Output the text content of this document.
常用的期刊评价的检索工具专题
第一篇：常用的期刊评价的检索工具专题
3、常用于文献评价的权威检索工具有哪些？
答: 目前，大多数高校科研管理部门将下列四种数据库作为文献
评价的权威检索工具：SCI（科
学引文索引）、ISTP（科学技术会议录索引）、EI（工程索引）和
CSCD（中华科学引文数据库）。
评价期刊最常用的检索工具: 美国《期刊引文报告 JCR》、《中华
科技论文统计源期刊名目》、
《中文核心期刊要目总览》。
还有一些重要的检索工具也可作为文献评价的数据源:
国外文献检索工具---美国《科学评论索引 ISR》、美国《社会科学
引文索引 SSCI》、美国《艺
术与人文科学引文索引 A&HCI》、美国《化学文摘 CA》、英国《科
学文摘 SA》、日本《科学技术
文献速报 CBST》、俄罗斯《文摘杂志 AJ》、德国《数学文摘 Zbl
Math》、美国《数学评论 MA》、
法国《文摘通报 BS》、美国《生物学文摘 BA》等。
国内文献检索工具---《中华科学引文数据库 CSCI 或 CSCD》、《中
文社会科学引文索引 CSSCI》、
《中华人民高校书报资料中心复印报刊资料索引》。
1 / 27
+--
**Problem details**
Reproduce the entire listing word for word.

**Solution to the problem**
Output the text content of this document.
常用的期刊评价的检索工具专题
第一篇：常用的期刊评价的检索工具专题
3、常用于文献评价的权威检索工具有哪些？
答: 目前，大多数高校科研管理部门将下列四种数据库作为文献
评价的权威检索工具：SCI（科
学引文索引）、ISTP（科学技术会议录索引）、EI（工程索引）和
CSCD（中华科学引文数据库）。
评价期刊最常用的检索工具: 美国《期刊引文报告 JCR》、《中华
科技论文统计源期刊名目》、
《中文核心期刊要目总览》。
还有一些重要的检索工具也可作为文献评价的数据源:
国外文献检索工具---美国《科学评论索引 ISR》、美国《社会科学
引文索引 SSCI》、美国《艺
术与人文科学引文索引 A&HCI》、美国《化学文摘 CA》、英国《科
学文摘 SA》、日本《科学技术
文献速报 CBST》、俄罗斯《文摘杂志 AJ》、德国《数学文摘 Zbl
Math》、美国《数学评论 MA》、
法国《文摘通报 BS》、美国《生物学文摘 BA》等。
国内文献检索工具---《中华科学引文数据库 CSCI 或 CSCD》、《中
文社会科学引文索引 CSSCI》、
《中华人民高校书报资料中心复印报刊资料索引》。
1 / 27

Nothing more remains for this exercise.